_INSTRUCTIONS TO FOLLOW_
Set down every record once more, exactly as given.

(Items from a figure collection)
☆ ☆ ☆

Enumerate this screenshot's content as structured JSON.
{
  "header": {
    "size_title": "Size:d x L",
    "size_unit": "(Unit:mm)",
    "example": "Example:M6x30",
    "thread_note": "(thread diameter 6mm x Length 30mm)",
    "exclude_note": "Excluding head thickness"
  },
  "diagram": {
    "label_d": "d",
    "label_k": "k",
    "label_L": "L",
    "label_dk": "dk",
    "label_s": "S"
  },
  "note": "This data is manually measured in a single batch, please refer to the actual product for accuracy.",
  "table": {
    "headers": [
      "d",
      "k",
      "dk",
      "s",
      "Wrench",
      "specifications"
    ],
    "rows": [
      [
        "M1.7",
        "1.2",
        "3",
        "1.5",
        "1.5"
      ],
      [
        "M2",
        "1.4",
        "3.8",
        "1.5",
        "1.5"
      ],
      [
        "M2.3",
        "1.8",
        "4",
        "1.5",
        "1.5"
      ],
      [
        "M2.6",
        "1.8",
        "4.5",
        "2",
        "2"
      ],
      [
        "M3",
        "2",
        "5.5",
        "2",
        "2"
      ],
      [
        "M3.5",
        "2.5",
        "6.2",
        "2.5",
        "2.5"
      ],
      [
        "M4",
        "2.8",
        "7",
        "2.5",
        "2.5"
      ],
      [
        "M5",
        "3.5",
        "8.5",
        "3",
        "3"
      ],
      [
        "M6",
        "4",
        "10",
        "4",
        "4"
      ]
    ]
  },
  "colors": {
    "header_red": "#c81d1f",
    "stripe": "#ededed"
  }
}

☆ ☆ ☆

_SOLUTION FOR THIS EXERCISE_
Enumerate this screenshot's content as structured JSON.
{
  "header": {
    "size_title": "Size:d x L",
    "size_unit": "(Unit:mm)",
    "example": "Example:M6x30",
    "thread_note": "(thread diameter 6mm x Length 30mm)",
    "exclude_note": "Excluding head thickness"
  },
  "diagram": {
    "label_d": "d",
    "label_k": "k",
    "label_L": "L",
    "label_dk": "dk",
    "label_s": "S"
  },
  "note": "This data is manually measured in a single batch, please refer to the actual product for accuracy.",
  "table": {
    "headers": [
      "d",
      "k",
      "dk",
      "s",
      "Wrench",
      "specifications"
    ],
    "rows": [
      [
        "M1.7",
        "1.2",
        "3",
        "1.5",
        "1.5"
      ],
      [
        "M2",
        "1.4",
        "3.8",
        "1.5",
        "1.5"
      ],
      [
        "M2.3",
        "1.8",
        "4",
        "1.5",
        "1.5"
      ],
      [
        "M2.6",
        "1.8",
        "4.5",
        "2",
        "2"
      ],
      [
        "M3",
        "2",
        "5.5",
        "2",
        "2"
      ],
      [
        "M3.5",
        "2.5",
        "6.2",
        "2.5",
        "2.5"
      ],
      [
        "M4",
        "2.8",
        "7",
        "2.5",
        "2.5"
      ],
      [
        "M5",
        "3.5",
        "8.5",
        "3",
        "3"
      ],
      [
        "M6",
        "4",
        "10",
        "4",
        "4"
      ]
    ]
  },
  "colors": {
    "header_red": "#c81d1f",
    "stripe": "#ededed"
  }
}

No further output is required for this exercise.